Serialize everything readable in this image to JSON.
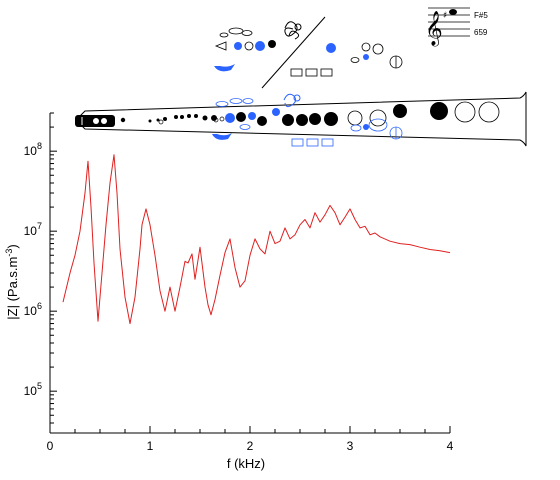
{
  "chart_data": {
    "type": "line",
    "title": "",
    "xlabel": "f (kHz)",
    "ylabel": "|Z| (Pa.s.m",
    "ylabel_exponent": "-3",
    "ylabel_close": ")",
    "x_scale": "linear",
    "y_scale": "log",
    "xlim": [
      0,
      4
    ],
    "ylim": [
      30000,
      300000000
    ],
    "x_ticks": [
      0,
      1,
      2,
      3,
      4
    ],
    "x_tick_labels": [
      "0",
      "1",
      "2",
      "3",
      "4"
    ],
    "y_ticks": [
      100000,
      1000000,
      10000000,
      100000000
    ],
    "y_tick_base": "10",
    "y_tick_exponents": [
      "5",
      "6",
      "7",
      "8"
    ],
    "grid": false,
    "series": [
      {
        "color": "#e02020",
        "x": [
          0.13,
          0.2,
          0.25,
          0.3,
          0.35,
          0.38,
          0.41,
          0.44,
          0.48,
          0.52,
          0.56,
          0.6,
          0.64,
          0.67,
          0.7,
          0.75,
          0.8,
          0.85,
          0.9,
          0.92,
          0.96,
          1.0,
          1.05,
          1.1,
          1.15,
          1.2,
          1.25,
          1.3,
          1.35,
          1.38,
          1.42,
          1.45,
          1.5,
          1.55,
          1.58,
          1.61,
          1.65,
          1.7,
          1.75,
          1.8,
          1.85,
          1.9,
          1.95,
          2.0,
          2.05,
          2.1,
          2.15,
          2.2,
          2.25,
          2.3,
          2.35,
          2.4,
          2.45,
          2.5,
          2.55,
          2.6,
          2.65,
          2.7,
          2.75,
          2.8,
          2.85,
          2.9,
          2.95,
          3.0,
          3.05,
          3.1,
          3.15,
          3.2,
          3.25,
          3.3,
          3.4,
          3.5,
          3.6,
          3.7,
          3.8,
          3.9,
          4.0
        ],
        "y": [
          1300000,
          3000000,
          5000000,
          10000000,
          30000000,
          75000000,
          20000000,
          4000000,
          750000,
          3000000,
          12000000,
          40000000,
          90000000,
          30000000,
          6000000,
          1500000,
          700000,
          1500000,
          6000000,
          12000000,
          19000000,
          12000000,
          5000000,
          1800000,
          1000000,
          2000000,
          1000000,
          2000000,
          4200000,
          4000000,
          5200000,
          2500000,
          6300000,
          2000000,
          1200000,
          900000,
          1400000,
          2800000,
          5400000,
          8000000,
          3500000,
          2000000,
          2400000,
          5000000,
          8000000,
          6000000,
          5200000,
          10000000,
          7000000,
          7500000,
          11000000,
          8000000,
          9000000,
          12000000,
          14000000,
          11000000,
          17000000,
          13000000,
          16000000,
          21000000,
          17000000,
          12000000,
          15000000,
          19000000,
          14000000,
          11000000,
          11500000,
          9000000,
          9500000,
          8500000,
          7500000,
          7000000,
          6800000,
          6300000,
          5900000,
          5700000,
          5400000
        ]
      }
    ]
  },
  "note_panel": {
    "note_name": "F#5",
    "frequency": "659"
  },
  "instrument": {
    "open_hole_color": "#ffffff",
    "closed_hole_color": "#000000",
    "highlight_color": "#2a63ff",
    "outline_color": "#000000"
  }
}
▬▬▬▬▬▬▬▬▬▬
=== Goal ===
Print the records word for word and exclude any picture they hold.

=== Finished answer ===
Serialize everything readable in this image to JSON.
{
  "chart_data": {
    "type": "line",
    "title": "",
    "xlabel": "f (kHz)",
    "ylabel": "|Z| (Pa.s.m",
    "ylabel_exponent": "-3",
    "ylabel_close": ")",
    "x_scale": "linear",
    "y_scale": "log",
    "xlim": [
      0,
      4
    ],
    "ylim": [
      30000,
      300000000
    ],
    "x_ticks": [
      0,
      1,
      2,
      3,
      4
    ],
    "x_tick_labels": [
      "0",
      "1",
      "2",
      "3",
      "4"
    ],
    "y_ticks": [
      100000,
      1000000,
      10000000,
      100000000
    ],
    "y_tick_base": "10",
    "y_tick_exponents": [
      "5",
      "6",
      "7",
      "8"
    ],
    "grid": false,
    "series": [
      {
        "color": "#e02020",
        "x": [
          0.13,
          0.2,
          0.25,
          0.3,
          0.35,
          0.38,
          0.41,
          0.44,
          0.48,
          0.52,
          0.56,
          0.6,
          0.64,
          0.67,
          0.7,
          0.75,
          0.8,
          0.85,
          0.9,
          0.92,
          0.96,
          1.0,
          1.05,
          1.1,
          1.15,
          1.2,
          1.25,
          1.3,
          1.35,
          1.38,
          1.42,
          1.45,
          1.5,
          1.55,
          1.58,
          1.61,
          1.65,
          1.7,
          1.75,
          1.8,
          1.85,
          1.9,
          1.95,
          2.0,
          2.05,
          2.1,
          2.15,
          2.2,
          2.25,
          2.3,
          2.35,
          2.4,
          2.45,
          2.5,
          2.55,
          2.6,
          2.65,
          2.7,
          2.75,
          2.8,
          2.85,
          2.9,
          2.95,
          3.0,
          3.05,
          3.1,
          3.15,
          3.2,
          3.25,
          3.3,
          3.4,
          3.5,
          3.6,
          3.7,
          3.8,
          3.9,
          4.0
        ],
        "y": [
          1300000,
          3000000,
          5000000,
          10000000,
          30000000,
          75000000,
          20000000,
          4000000,
          750000,
          3000000,
          12000000,
          40000000,
          90000000,
          30000000,
          6000000,
          1500000,
          700000,
          1500000,
          6000000,
          12000000,
          19000000,
          12000000,
          5000000,
          1800000,
          1000000,
          2000000,
          1000000,
          2000000,
          4200000,
          4000000,
          5200000,
          2500000,
          6300000,
          2000000,
          1200000,
          900000,
          1400000,
          2800000,
          5400000,
          8000000,
          3500000,
          2000000,
          2400000,
          5000000,
          8000000,
          6000000,
          5200000,
          10000000,
          7000000,
          7500000,
          11000000,
          8000000,
          9000000,
          12000000,
          14000000,
          11000000,
          17000000,
          13000000,
          16000000,
          21000000,
          17000000,
          12000000,
          15000000,
          19000000,
          14000000,
          11000000,
          11500000,
          9000000,
          9500000,
          8500000,
          7500000,
          7000000,
          6800000,
          6300000,
          5900000,
          5700000,
          5400000
        ]
      }
    ]
  },
  "note_panel": {
    "note_name": "F#5",
    "frequency": "659"
  },
  "instrument": {
    "open_hole_color": "#ffffff",
    "closed_hole_color": "#000000",
    "highlight_color": "#2a63ff",
    "outline_color": "#000000"
  }
}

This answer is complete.